Repeat every entry word for word, skipping the pictures.

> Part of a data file
════════════════════

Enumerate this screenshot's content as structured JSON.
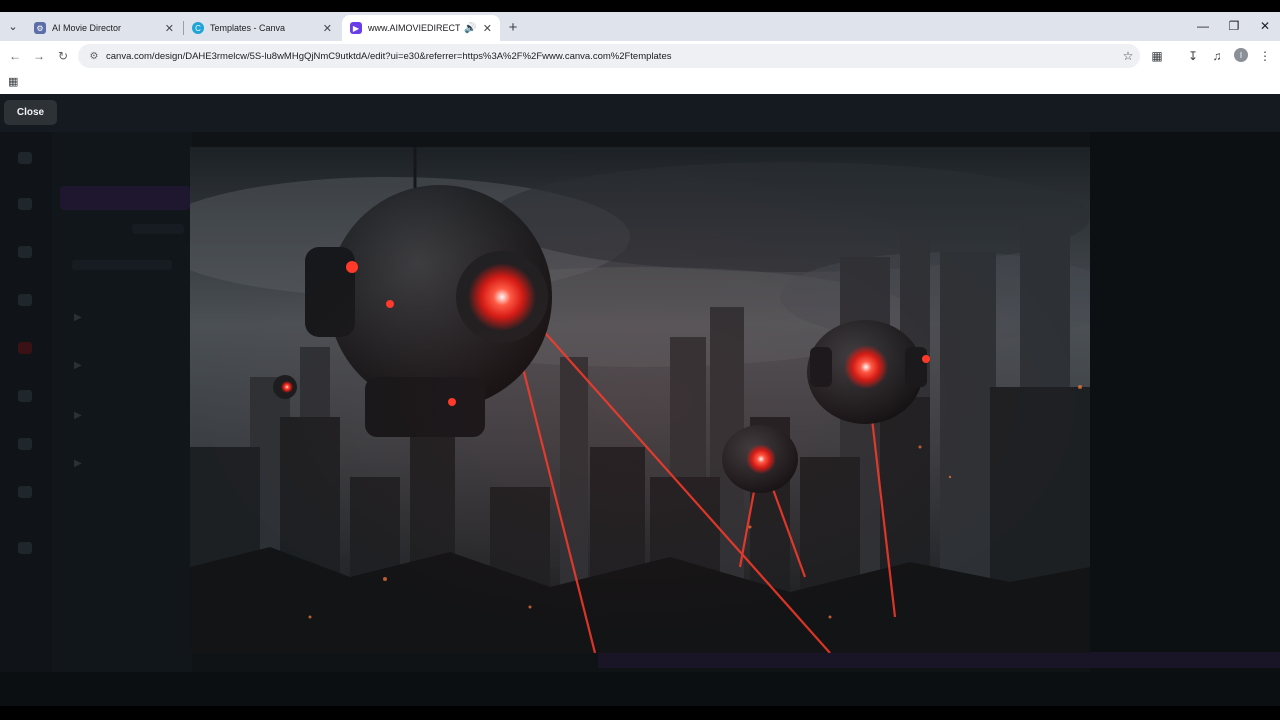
{
  "tabs": [
    {
      "title": "AI Movie Director",
      "favicon": "gear-icon",
      "active": false
    },
    {
      "title": "Templates - Canva",
      "favicon": "canva-icon",
      "active": false
    },
    {
      "title": "www.AIMOVIEDIRECTOR.co",
      "favicon": "video-icon",
      "active": true,
      "audio": true
    }
  ],
  "address_bar": {
    "url": "canva.com/design/DAHE3rmelcw/5S-lu8wMHgQjNmC9utktdA/edit?ui=e30&referrer=https%3A%2F%2Fwww.canva.com%2Ftemplates"
  },
  "player": {
    "close_label": "Close",
    "video_description": "Dark dystopian city skyline with spherical robotic drones firing red lasers"
  },
  "colors": {
    "accent_red": "#ff2a1f",
    "tab_strip": "#dfe3eb",
    "overlay_bg": "#0f1316"
  }
}
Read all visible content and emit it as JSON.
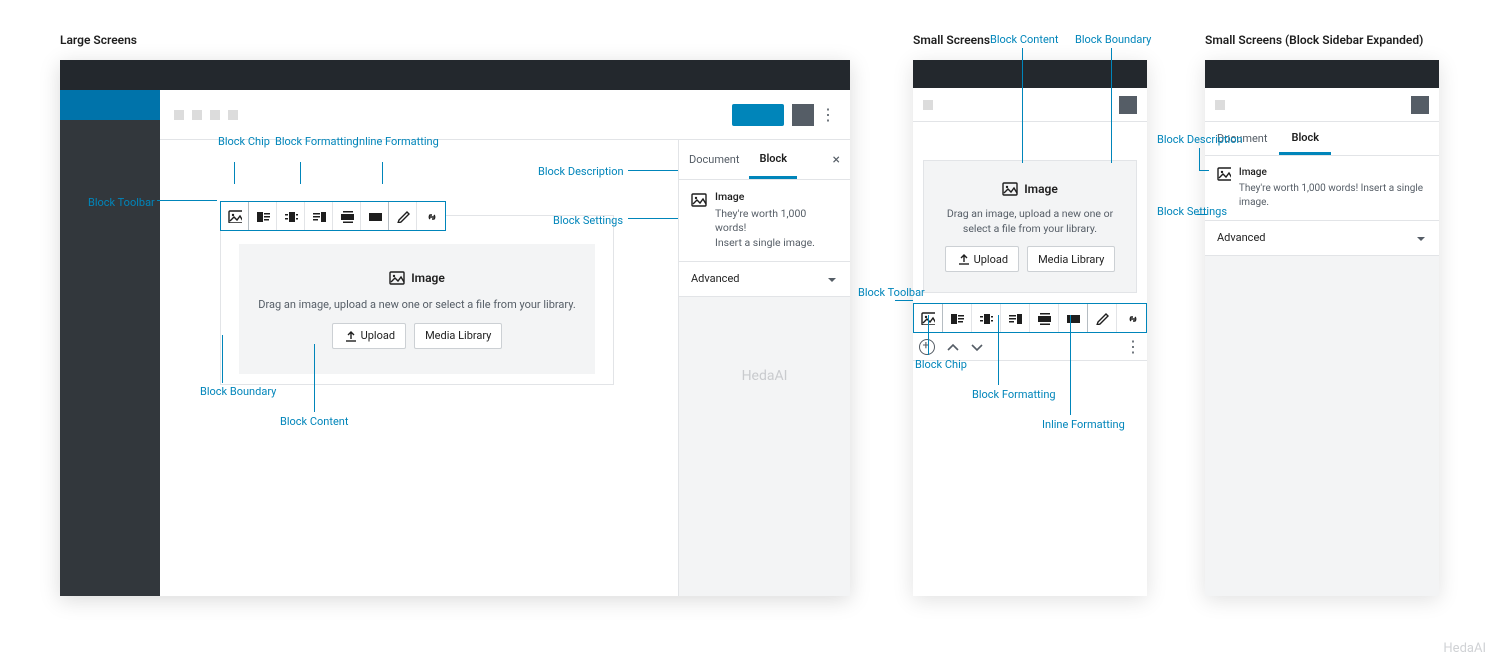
{
  "headings": {
    "large": "Large Screens",
    "small": "Small Screens",
    "small_expanded": "Small Screens (Block Sidebar Expanded)"
  },
  "annotations": {
    "block_toolbar": "Block Toolbar",
    "block_chip": "Block Chip",
    "block_formatting": "Block Formatting",
    "inline_formatting": "Inline Formatting",
    "block_description": "Block Description",
    "block_settings": "Block Settings",
    "block_boundary": "Block Boundary",
    "block_content": "Block Content"
  },
  "sidebar": {
    "tabs": {
      "document": "Document",
      "block": "Block"
    },
    "desc_title": "Image",
    "desc_body_l1": "They're worth 1,000 words!",
    "desc_body_l2": "Insert a single image.",
    "desc_body_one": "They're worth 1,000 words! Insert a single image.",
    "advanced": "Advanced",
    "watermark": "HedaAI"
  },
  "block": {
    "title": "Image",
    "hint": "Drag an image, upload a new one or select a file from your library.",
    "upload": "Upload",
    "media_library": "Media Library"
  },
  "footer_watermark": "HedaAI"
}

════════════════════

> EXERCISE RESULT
Enumerate this screenshot's content as structured JSON.
{
  "tabs": [
    {
      "title": "AI Movie Director",
      "favicon": "gear-icon",
      "active": false
    },
    {
      "title": "Templates - Canva",
      "favicon": "canva-icon",
      "active": false
    },
    {
      "title": "www.AIMOVIEDIRECTOR.co",
      "favicon": "video-icon",
      "active": true,
      "audio": true
    }
  ],
  "address_bar": {
    "url": "canva.com/design/DAHE3rmelcw/5S-lu8wMHgQjNmC9utktdA/edit?ui=e30&referrer=https%3A%2F%2Fwww.canva.com%2Ftemplates"
  },
  "player": {
    "close_label": "Close",
    "video_description": "Dark dystopian city skyline with spherical robotic drones firing red lasers"
  },
  "colors": {
    "accent_red": "#ff2a1f",
    "tab_strip": "#dfe3eb",
    "overlay_bg": "#0f1316"
  }
}
Read all visible content and emit it as JSON.
{
  "headings": {
    "large": "Large Screens",
    "small": "Small Screens",
    "small_expanded": "Small Screens (Block Sidebar Expanded)"
  },
  "annotations": {
    "block_toolbar": "Block Toolbar",
    "block_chip": "Block Chip",
    "block_formatting": "Block Formatting",
    "inline_formatting": "Inline Formatting",
    "block_description": "Block Description",
    "block_settings": "Block Settings",
    "block_boundary": "Block Boundary",
    "block_content": "Block Content"
  },
  "sidebar": {
    "tabs": {
      "document": "Document",
      "block": "Block"
    },
    "desc_title": "Image",
    "desc_body_l1": "They're worth 1,000 words!",
    "desc_body_l2": "Insert a single image.",
    "desc_body_one": "They're worth 1,000 words! Insert a single image.",
    "advanced": "Advanced",
    "watermark": "HedaAI"
  },
  "block": {
    "title": "Image",
    "hint": "Drag an image, upload a new one or select a file from your library.",
    "upload": "Upload",
    "media_library": "Media Library"
  },
  "footer_watermark": "HedaAI"
}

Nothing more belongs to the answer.